[Dataset records]
__________
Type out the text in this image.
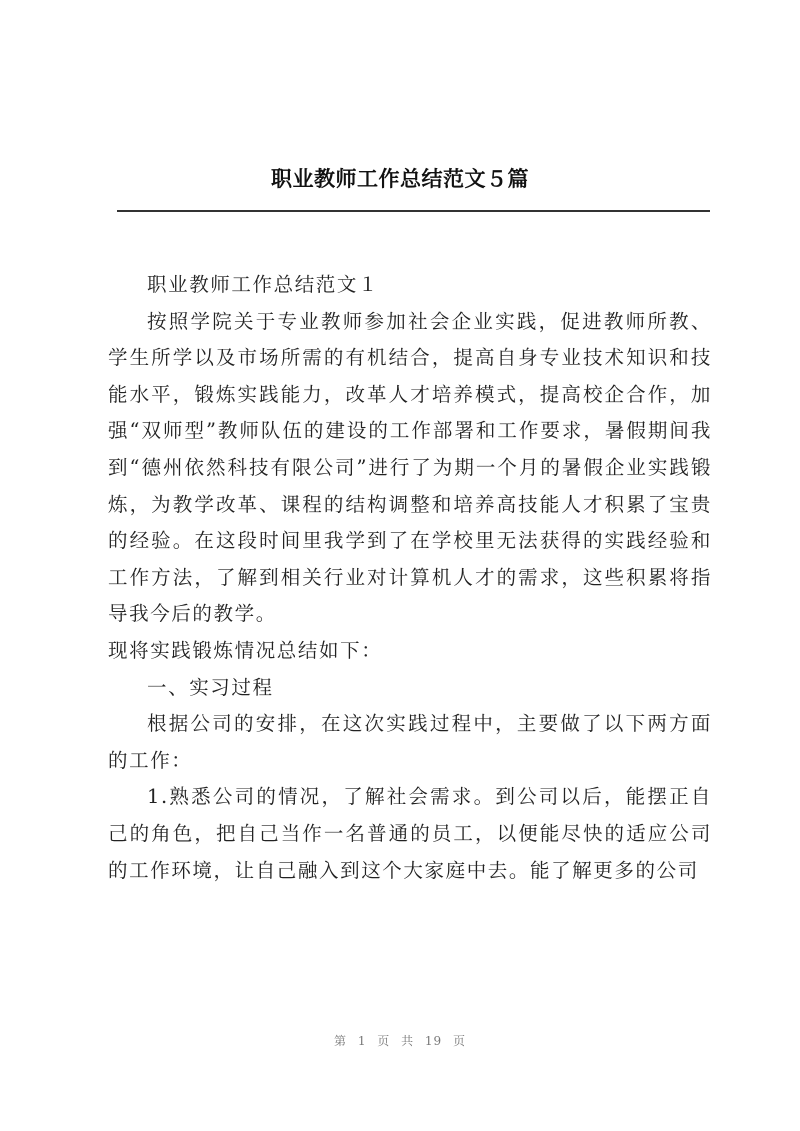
职业教师工作总结范文５篇

职业教师工作总结范文１

按照学院关于专业教师参加社会企业实践，促进教师所教、学生所学以及市场所需的有机结合，提高自身专业技术知识和技能水平，锻炼实践能力，改革人才培养模式，提高校企合作，加强“双师型”教师队伍的建设的工作部署和工作要求，暑假期间我到“德州依然科技有限公司”进行了为期一个月的暑假企业实践锻炼，为教学改革、课程的结构调整和培养高技能人才积累了宝贵的经验。在这段时间里我学到了在学校里无法获得的实践经验和工作方法，了解到相关行业对计算机人才的需求，这些积累将指导我今后的教学。

现将实践锻炼情况总结如下：

一、实习过程

根据公司的安排，在这次实践过程中，主要做了以下两方面的工作：

1.熟悉公司的情况，了解社会需求。到公司以后，能摆正自己的角色，把自己当作一名普通的员工，以便能尽快的适应公司的工作环境，让自己融入到这个大家庭中去。能了解更多的公司

第 1 页 共 19 页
__________
> Requirements
Images in the data above are to be skipped. Retype all other material exactly.

> Answer
Type out the text in this image.
职业教师工作总结范文５篇

职业教师工作总结范文１

按照学院关于专业教师参加社会企业实践，促进教师所教、学生所学以及市场所需的有机结合，提高自身专业技术知识和技能水平，锻炼实践能力，改革人才培养模式，提高校企合作，加强“双师型”教师队伍的建设的工作部署和工作要求，暑假期间我到“德州依然科技有限公司”进行了为期一个月的暑假企业实践锻炼，为教学改革、课程的结构调整和培养高技能人才积累了宝贵的经验。在这段时间里我学到了在学校里无法获得的实践经验和工作方法，了解到相关行业对计算机人才的需求，这些积累将指导我今后的教学。

现将实践锻炼情况总结如下：

一、实习过程

根据公司的安排，在这次实践过程中，主要做了以下两方面的工作：

1.熟悉公司的情况，了解社会需求。到公司以后，能摆正自己的角色，把自己当作一名普通的员工，以便能尽快的适应公司的工作环境，让自己融入到这个大家庭中去。能了解更多的公司

第 1 页 共 19 页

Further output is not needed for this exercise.